- **Exercise directions**
Format every line of the data below as a numbered list. Drop blank lines and leave out the pictures.

- **Records**
········

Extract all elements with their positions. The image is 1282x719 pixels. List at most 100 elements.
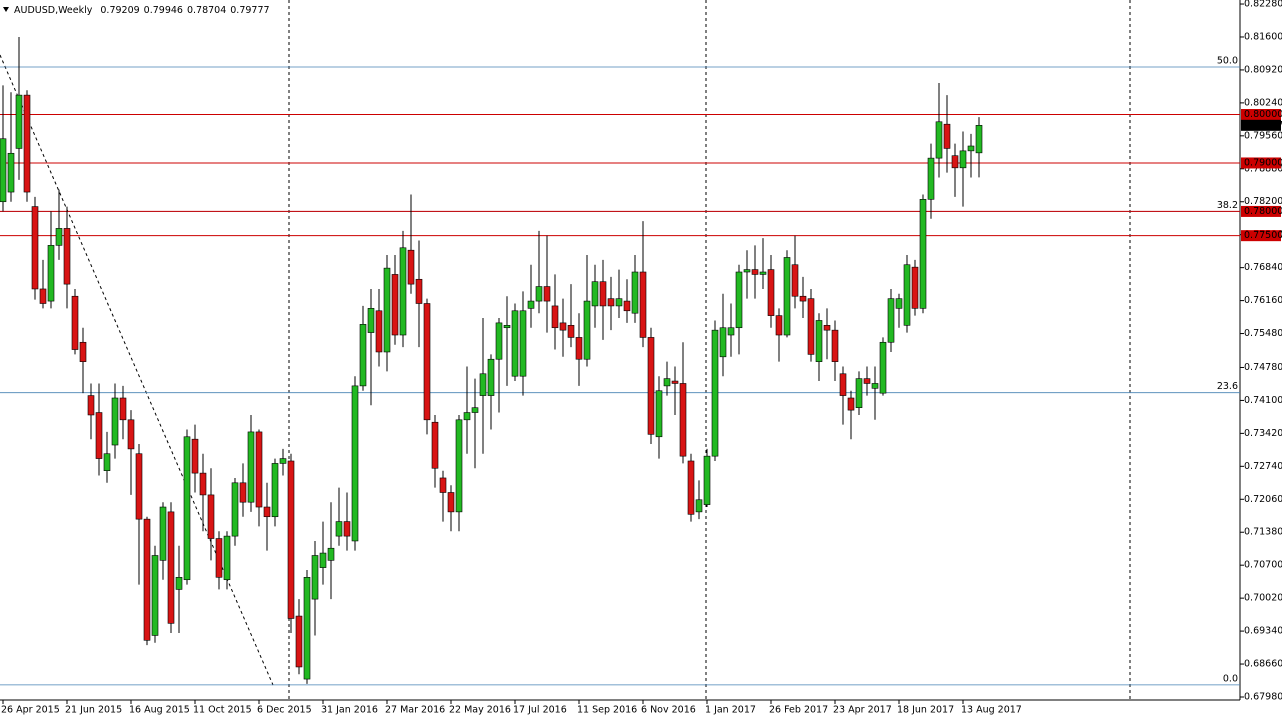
candle-body [79, 341, 87, 362]
candle-body [303, 577, 311, 680]
candle-body [0, 138, 7, 203]
candle-body [111, 397, 119, 446]
level-label: 0.77500 [1244, 230, 1282, 241]
candle-body [271, 463, 279, 518]
y-tick-label: 0.72740 [1244, 461, 1282, 472]
candle-body [927, 157, 935, 200]
candle-body [591, 281, 599, 307]
candle-body [623, 300, 631, 312]
y-tick-label: 0.76160 [1244, 295, 1282, 306]
candle-body [679, 383, 687, 457]
candle-body [167, 511, 175, 624]
candle-body [727, 327, 735, 336]
y-tick-label: 0.75480 [1244, 328, 1282, 339]
candle-body [431, 421, 439, 469]
candle-body [407, 249, 415, 285]
y-tick-label: 0.81600 [1244, 31, 1282, 42]
candle-body [879, 341, 887, 394]
candle-body [519, 310, 527, 377]
candle-body [759, 271, 767, 275]
candle-body [975, 125, 983, 154]
candle-body [823, 325, 831, 331]
candle-body [471, 407, 479, 413]
candle-body [599, 281, 607, 307]
close-value: 0.79777 [230, 5, 269, 16]
candle-body [311, 555, 319, 600]
level-tag [1241, 205, 1281, 217]
fib-label: 0.0 [1223, 673, 1238, 684]
candle-body [7, 152, 15, 193]
candle-body [295, 615, 303, 668]
x-tick-label: 1 Jan 2017 [705, 705, 756, 716]
y-tick-label: 0.74100 [1244, 395, 1282, 406]
candle-body [279, 458, 287, 464]
level-tag [1241, 230, 1281, 242]
candle-body [415, 278, 423, 304]
candle-body [607, 298, 615, 307]
fib-label: 50.0 [1217, 56, 1238, 67]
candle-body [863, 378, 871, 384]
candle-body [191, 438, 199, 474]
high-value: 0.79946 [144, 5, 183, 16]
x-tick-label: 11 Oct 2015 [193, 705, 252, 716]
candle-body [615, 298, 623, 307]
x-tick-label: 13 Aug 2017 [961, 705, 1022, 716]
x-tick-label: 6 Dec 2015 [257, 705, 312, 716]
candle-body [903, 264, 911, 326]
y-tick-label: 0.79560 [1244, 130, 1282, 141]
candle-body [319, 552, 327, 568]
candle-body [63, 228, 71, 285]
candle-body [103, 453, 111, 471]
candle-body [855, 378, 863, 408]
header: AUDUSD,Weekly 0.79209 0.79946 0.78704 0.7977… [14, 5, 270, 16]
candle-body [767, 269, 775, 316]
candle-body [751, 269, 759, 275]
candle-body [559, 322, 567, 331]
x-tick-label: 11 Sep 2016 [577, 705, 637, 716]
candle-body [935, 121, 943, 159]
candle-body [175, 577, 183, 590]
candle-body [327, 547, 335, 561]
price-tag [1241, 119, 1281, 131]
candle-body [671, 380, 679, 384]
candle-body [543, 286, 551, 302]
candle-body [871, 383, 879, 389]
candle-body [687, 460, 695, 515]
candle-body [463, 412, 471, 421]
candle-body [159, 506, 167, 561]
candle-body [343, 521, 351, 537]
y-tick-label: 0.74780 [1244, 362, 1282, 373]
level-label: 0.78000 [1244, 206, 1282, 217]
x-tick-label: 27 Mar 2016 [385, 705, 445, 716]
trendline [0, 54, 274, 686]
fib-label: 23.6 [1217, 381, 1238, 392]
candle-body [639, 271, 647, 338]
candle-body [815, 320, 823, 362]
candle-body [247, 431, 255, 503]
candle-body [335, 521, 343, 537]
candle-body [239, 482, 247, 503]
candle-body [967, 145, 975, 152]
candle-body [527, 300, 535, 309]
x-tick-label: 6 Nov 2016 [641, 705, 696, 716]
candle-body [479, 373, 487, 396]
candle-body [791, 264, 799, 297]
candle-body [631, 271, 639, 314]
candle-body [359, 324, 367, 387]
level-tag [1241, 157, 1281, 169]
candle-body [743, 269, 751, 273]
x-tick-label: 26 Apr 2015 [1, 705, 60, 716]
candle-body [703, 455, 711, 505]
x-tick-label: 26 Feb 2017 [769, 705, 828, 716]
symbol: AUDUSD,Weekly [14, 5, 93, 16]
fib-label: 38.2 [1217, 200, 1238, 211]
candle-body [735, 271, 743, 329]
candle-body [47, 245, 55, 302]
candle-body [223, 535, 231, 581]
candle-body [503, 325, 511, 329]
candle-body [447, 492, 455, 513]
candle-body [143, 518, 151, 641]
candle-body [439, 477, 447, 493]
candle-body [39, 288, 47, 304]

········

- **Correct answer**
1. Extract all elements with their positions. The image is 1282x719 pixels. List at most 100 elements.
2. candle-body [79, 341, 87, 362]
3. candle-body [303, 577, 311, 680]
4. candle-body [0, 138, 7, 203]
5. candle-body [111, 397, 119, 446]
6. level-label: 0.77500 [1244, 230, 1282, 241]
7. candle-body [271, 463, 279, 518]
8. y-tick-label: 0.72740 [1244, 461, 1282, 472]
9. candle-body [927, 157, 935, 200]
10. candle-body [591, 281, 599, 307]
11. candle-body [623, 300, 631, 312]
12. y-tick-label: 0.76160 [1244, 295, 1282, 306]
13. candle-body [679, 383, 687, 457]
14. candle-body [167, 511, 175, 624]
15. candle-body [727, 327, 735, 336]
16. y-tick-label: 0.75480 [1244, 328, 1282, 339]
17. candle-body [431, 421, 439, 469]
18. candle-body [407, 249, 415, 285]
19. y-tick-label: 0.81600 [1244, 31, 1282, 42]
20. candle-body [879, 341, 887, 394]
21. candle-body [519, 310, 527, 377]
22. candle-body [759, 271, 767, 275]
23. candle-body [975, 125, 983, 154]
24. candle-body [823, 325, 831, 331]
25. candle-body [471, 407, 479, 413]
26. candle-body [599, 281, 607, 307]
27. close-value: 0.79777 [230, 5, 269, 16]
28. candle-body [311, 555, 319, 600]
29. level-tag [1241, 205, 1281, 217]
30. fib-label: 0.0 [1223, 673, 1238, 684]
31. candle-body [7, 152, 15, 193]
32. candle-body [295, 615, 303, 668]
33. x-tick-label: 1 Jan 2017 [705, 705, 756, 716]
34. y-tick-label: 0.74100 [1244, 395, 1282, 406]
35. candle-body [279, 458, 287, 464]
36. level-tag [1241, 230, 1281, 242]
37. candle-body [415, 278, 423, 304]
38. candle-body [607, 298, 615, 307]
39. fib-label: 50.0 [1217, 56, 1238, 67]
40. candle-body [863, 378, 871, 384]
41. candle-body [191, 438, 199, 474]
42. high-value: 0.79946 [144, 5, 183, 16]
43. x-tick-label: 11 Oct 2015 [193, 705, 252, 716]
44. candle-body [615, 298, 623, 307]
45. x-tick-label: 13 Aug 2017 [961, 705, 1022, 716]
46. x-tick-label: 6 Dec 2015 [257, 705, 312, 716]
47. candle-body [903, 264, 911, 326]
48. y-tick-label: 0.79560 [1244, 130, 1282, 141]
49. candle-body [319, 552, 327, 568]
50. candle-body [63, 228, 71, 285]
51. candle-body [103, 453, 111, 471]
52. candle-body [855, 378, 863, 408]
53. header: AUDUSD,Weekly 0.79209 0.79946 0.78704 0.7977… [14, 5, 270, 16]
54. candle-body [767, 269, 775, 316]
55. candle-body [751, 269, 759, 275]
56. candle-body [559, 322, 567, 331]
57. x-tick-label: 11 Sep 2016 [577, 705, 637, 716]
58. candle-body [935, 121, 943, 159]
59. candle-body [175, 577, 183, 590]
60. candle-body [327, 547, 335, 561]
61. price-tag [1241, 119, 1281, 131]
62. candle-body [671, 380, 679, 384]
63. candle-body [543, 286, 551, 302]
64. candle-body [871, 383, 879, 389]
65. candle-body [687, 460, 695, 515]
66. candle-body [463, 412, 471, 421]
67. candle-body [159, 506, 167, 561]
68. candle-body [343, 521, 351, 537]
69. y-tick-label: 0.74780 [1244, 362, 1282, 373]
70. level-label: 0.78000 [1244, 206, 1282, 217]
71. x-tick-label: 27 Mar 2016 [385, 705, 445, 716]
72. trendline [0, 54, 274, 686]
73. fib-label: 23.6 [1217, 381, 1238, 392]
74. candle-body [639, 271, 647, 338]
75. candle-body [815, 320, 823, 362]
76. candle-body [247, 431, 255, 503]
77. candle-body [335, 521, 343, 537]
78. candle-body [239, 482, 247, 503]
79. candle-body [967, 145, 975, 152]
80. candle-body [527, 300, 535, 309]
81. x-tick-label: 6 Nov 2016 [641, 705, 696, 716]
82. candle-body [479, 373, 487, 396]
83. candle-body [791, 264, 799, 297]
84. candle-body [631, 271, 639, 314]
85. candle-body [359, 324, 367, 387]
86. level-tag [1241, 157, 1281, 169]
87. candle-body [743, 269, 751, 273]
88. x-tick-label: 26 Apr 2015 [1, 705, 60, 716]
89. candle-body [703, 455, 711, 505]
90. x-tick-label: 26 Feb 2017 [769, 705, 828, 716]
91. symbol: AUDUSD,Weekly [14, 5, 93, 16]
92. fib-label: 38.2 [1217, 200, 1238, 211]
93. candle-body [735, 271, 743, 329]
94. candle-body [47, 245, 55, 302]
95. candle-body [223, 535, 231, 581]
96. candle-body [503, 325, 511, 329]
97. candle-body [447, 492, 455, 513]
98. candle-body [143, 518, 151, 641]
99. candle-body [439, 477, 447, 493]
100. candle-body [39, 288, 47, 304]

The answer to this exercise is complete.